**Data to process**

========================================

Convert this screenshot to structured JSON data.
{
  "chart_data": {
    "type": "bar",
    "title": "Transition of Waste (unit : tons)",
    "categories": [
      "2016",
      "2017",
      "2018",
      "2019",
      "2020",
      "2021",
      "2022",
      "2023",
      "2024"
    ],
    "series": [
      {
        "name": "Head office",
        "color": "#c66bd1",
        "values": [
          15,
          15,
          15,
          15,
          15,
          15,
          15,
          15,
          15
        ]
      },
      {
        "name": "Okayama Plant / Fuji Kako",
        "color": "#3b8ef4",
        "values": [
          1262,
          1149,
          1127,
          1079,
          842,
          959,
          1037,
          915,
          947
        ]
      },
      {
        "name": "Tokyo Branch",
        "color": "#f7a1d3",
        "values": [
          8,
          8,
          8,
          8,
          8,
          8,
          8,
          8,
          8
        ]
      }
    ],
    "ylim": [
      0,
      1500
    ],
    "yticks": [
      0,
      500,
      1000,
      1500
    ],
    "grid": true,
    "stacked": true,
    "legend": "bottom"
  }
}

========================================

**Requirement**
Extract all of the data above without altering anything.

**Exercise output**
Convert this screenshot to structured JSON data.
{
  "chart_data": {
    "type": "bar",
    "title": "Transition of Waste (unit : tons)",
    "categories": [
      "2016",
      "2017",
      "2018",
      "2019",
      "2020",
      "2021",
      "2022",
      "2023",
      "2024"
    ],
    "series": [
      {
        "name": "Head office",
        "color": "#c66bd1",
        "values": [
          15,
          15,
          15,
          15,
          15,
          15,
          15,
          15,
          15
        ]
      },
      {
        "name": "Okayama Plant / Fuji Kako",
        "color": "#3b8ef4",
        "values": [
          1262,
          1149,
          1127,
          1079,
          842,
          959,
          1037,
          915,
          947
        ]
      },
      {
        "name": "Tokyo Branch",
        "color": "#f7a1d3",
        "values": [
          8,
          8,
          8,
          8,
          8,
          8,
          8,
          8,
          8
        ]
      }
    ],
    "ylim": [
      0,
      1500
    ],
    "yticks": [
      0,
      500,
      1000,
      1500
    ],
    "grid": true,
    "stacked": true,
    "legend": "bottom"
  }
}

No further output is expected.